*WHAT IS EXPECTED*
Skip the pictures. Reproduce all other material exactly.

*GIVEN RECORDS*
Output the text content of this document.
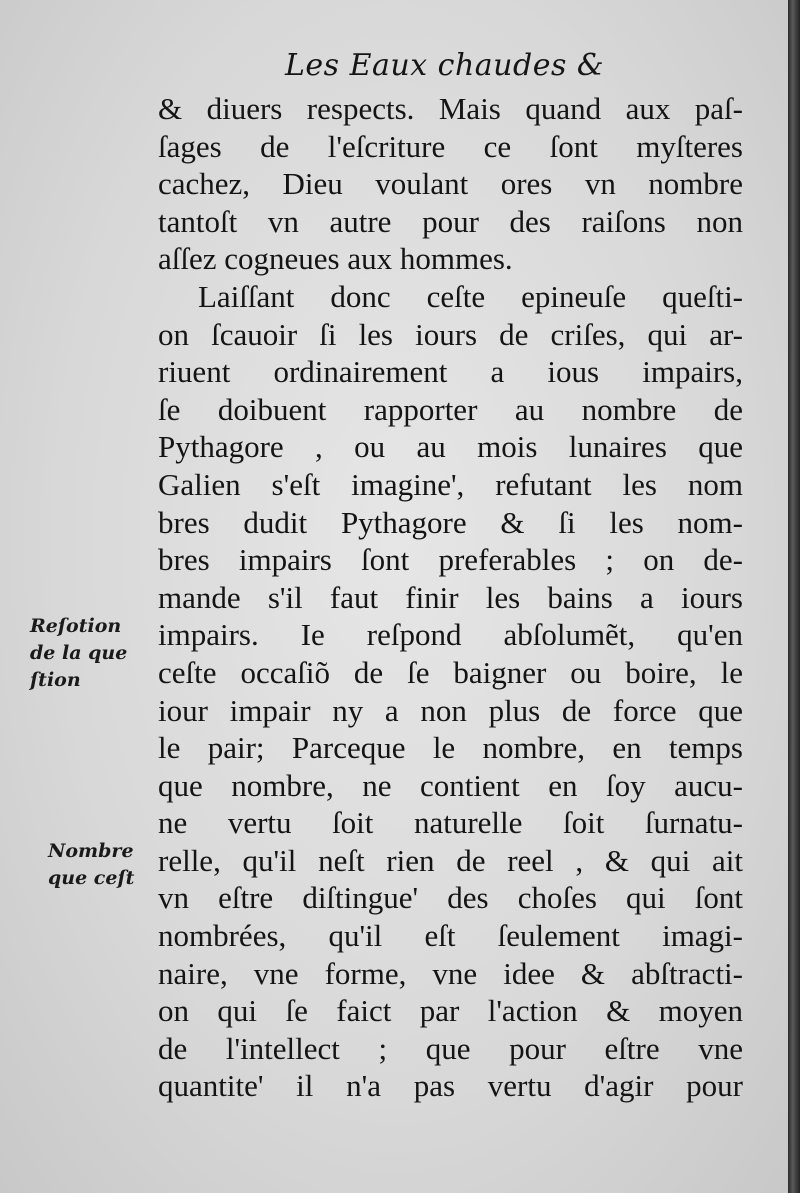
Les Eaux chaudes &
& diuers respects. Mais quand aux paſ-
ſages de l'eſcriture ce ſont myſteres
cachez, Dieu voulant ores vn nombre
tantoſt vn autre pour des raiſons non
aſſez cogneues aux hommes.
Laiſſant donc ceſte epineuſe queſti-
on ſcauoir ſi les iours de criſes, qui ar-
riuent ordinairement a ious impairs,
ſe doibuent rapporter au nombre de
Pythagore , ou au mois lunaires que
Galien s'eſt imagine', refutant les nom
bres dudit Pythagore & ſi les nom-
bres impairs ſont preferables ; on de-
mande s'il faut finir les bains a iours
impairs. Ie reſpond abſolumẽt, qu'en
ceſte occaſiõ de ſe baigner ou boire, le
iour impair ny a non plus de force que
le pair; Parceque le nombre, en temps
que nombre, ne contient en ſoy aucu-
ne vertu ſoit naturelle ſoit ſurnatu-
relle, qu'il neſt rien de reel , & qui ait
vn eſtre diſtingue' des choſes qui ſont
nombrées, qu'il eſt ſeulement imagi-
naire, vne forme, vne idee & abſtracti-
on qui ſe faict par l'action & moyen
de l'intellect ; que pour eſtre vne
quantite' il n'a pas vertu d'agir pour
Reſotion
de la que
ſtion
Nombre
que ceſt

*RESPONSE TO THE TASK*
Output the text content of this document.
Les Eaux chaudes &
& diuers respects. Mais quand aux paſ-
ſages de l'eſcriture ce ſont myſteres
cachez, Dieu voulant ores vn nombre
tantoſt vn autre pour des raiſons non
aſſez cogneues aux hommes.
Laiſſant donc ceſte epineuſe queſti-
on ſcauoir ſi les iours de criſes, qui ar-
riuent ordinairement a ious impairs,
ſe doibuent rapporter au nombre de
Pythagore , ou au mois lunaires que
Galien s'eſt imagine', refutant les nom
bres dudit Pythagore & ſi les nom-
bres impairs ſont preferables ; on de-
mande s'il faut finir les bains a iours
impairs. Ie reſpond abſolumẽt, qu'en
ceſte occaſiõ de ſe baigner ou boire, le
iour impair ny a non plus de force que
le pair; Parceque le nombre, en temps
que nombre, ne contient en ſoy aucu-
ne vertu ſoit naturelle ſoit ſurnatu-
relle, qu'il neſt rien de reel , & qui ait
vn eſtre diſtingue' des choſes qui ſont
nombrées, qu'il eſt ſeulement imagi-
naire, vne forme, vne idee & abſtracti-
on qui ſe faict par l'action & moyen
de l'intellect ; que pour eſtre vne
quantite' il n'a pas vertu d'agir pour
Reſotion
de la que
ſtion
Nombre
que ceſt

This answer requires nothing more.